_AIM_
Please print exactly the lines running from the one that contains "Output the text content of this document." to the end of the data, with both lines included.

-- BEGIN INPUT --

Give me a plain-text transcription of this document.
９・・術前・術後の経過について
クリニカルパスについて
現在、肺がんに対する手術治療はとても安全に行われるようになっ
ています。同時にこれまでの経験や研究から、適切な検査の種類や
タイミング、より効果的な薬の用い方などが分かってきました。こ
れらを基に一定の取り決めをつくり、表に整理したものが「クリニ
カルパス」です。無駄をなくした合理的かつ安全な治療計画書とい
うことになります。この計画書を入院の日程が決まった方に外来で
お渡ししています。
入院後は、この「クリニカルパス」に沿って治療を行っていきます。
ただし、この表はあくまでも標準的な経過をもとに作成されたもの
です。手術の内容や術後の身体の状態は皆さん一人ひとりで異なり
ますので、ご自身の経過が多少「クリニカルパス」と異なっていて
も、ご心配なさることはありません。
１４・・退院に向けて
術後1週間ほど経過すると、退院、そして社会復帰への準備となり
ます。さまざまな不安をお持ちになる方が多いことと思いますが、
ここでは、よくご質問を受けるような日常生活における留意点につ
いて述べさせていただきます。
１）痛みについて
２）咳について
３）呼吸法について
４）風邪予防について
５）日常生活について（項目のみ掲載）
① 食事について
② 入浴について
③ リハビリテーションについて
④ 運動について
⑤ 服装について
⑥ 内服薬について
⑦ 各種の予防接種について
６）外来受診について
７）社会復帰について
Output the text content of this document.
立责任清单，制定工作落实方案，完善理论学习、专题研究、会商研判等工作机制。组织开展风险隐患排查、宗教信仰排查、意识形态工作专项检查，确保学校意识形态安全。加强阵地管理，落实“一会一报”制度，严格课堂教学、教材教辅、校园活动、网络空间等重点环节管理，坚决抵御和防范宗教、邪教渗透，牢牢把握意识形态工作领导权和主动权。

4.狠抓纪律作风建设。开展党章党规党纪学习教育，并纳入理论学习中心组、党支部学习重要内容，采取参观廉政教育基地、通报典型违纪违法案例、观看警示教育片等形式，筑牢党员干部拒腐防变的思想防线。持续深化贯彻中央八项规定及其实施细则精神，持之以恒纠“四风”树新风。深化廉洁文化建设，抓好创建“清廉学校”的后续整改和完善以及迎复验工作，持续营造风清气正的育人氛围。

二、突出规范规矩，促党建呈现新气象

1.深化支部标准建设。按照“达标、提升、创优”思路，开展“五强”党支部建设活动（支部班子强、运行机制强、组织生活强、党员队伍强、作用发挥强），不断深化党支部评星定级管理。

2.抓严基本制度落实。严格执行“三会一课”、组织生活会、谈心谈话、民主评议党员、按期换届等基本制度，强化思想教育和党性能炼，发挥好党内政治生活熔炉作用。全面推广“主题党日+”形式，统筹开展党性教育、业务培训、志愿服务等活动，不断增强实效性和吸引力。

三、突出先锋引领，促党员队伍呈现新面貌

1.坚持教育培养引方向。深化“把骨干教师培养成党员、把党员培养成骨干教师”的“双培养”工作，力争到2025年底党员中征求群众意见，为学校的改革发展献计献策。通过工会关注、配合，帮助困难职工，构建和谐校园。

-- END INPUT --

_WRITTEN RESPONSE_
Output the text content of this document.
立责任清单，制定工作落实方案，完善理论学习、专题研究、会商研判等工作机制。组织开展风险隐患排查、宗教信仰排查、意识形态工作专项检查，确保学校意识形态安全。加强阵地管理，落实“一会一报”制度，严格课堂教学、教材教辅、校园活动、网络空间等重点环节管理，坚决抵御和防范宗教、邪教渗透，牢牢把握意识形态工作领导权和主动权。

4.狠抓纪律作风建设。开展党章党规党纪学习教育，并纳入理论学习中心组、党支部学习重要内容，采取参观廉政教育基地、通报典型违纪违法案例、观看警示教育片等形式，筑牢党员干部拒腐防变的思想防线。持续深化贯彻中央八项规定及其实施细则精神，持之以恒纠“四风”树新风。深化廉洁文化建设，抓好创建“清廉学校”的后续整改和完善以及迎复验工作，持续营造风清气正的育人氛围。

二、突出规范规矩，促党建呈现新气象

1.深化支部标准建设。按照“达标、提升、创优”思路，开展“五强”党支部建设活动（支部班子强、运行机制强、组织生活强、党员队伍强、作用发挥强），不断深化党支部评星定级管理。

2.抓严基本制度落实。严格执行“三会一课”、组织生活会、谈心谈话、民主评议党员、按期换届等基本制度，强化思想教育和党性能炼，发挥好党内政治生活熔炉作用。全面推广“主题党日+”形式，统筹开展党性教育、业务培训、志愿服务等活动，不断增强实效性和吸引力。

三、突出先锋引领，促党员队伍呈现新面貌

1.坚持教育培养引方向。深化“把骨干教师培养成党员、把党员培养成骨干教师”的“双培养”工作，力争到2025年底党员中征求群众意见，为学校的改革发展献计献策。通过工会关注、配合，帮助困难职工，构建和谐校园。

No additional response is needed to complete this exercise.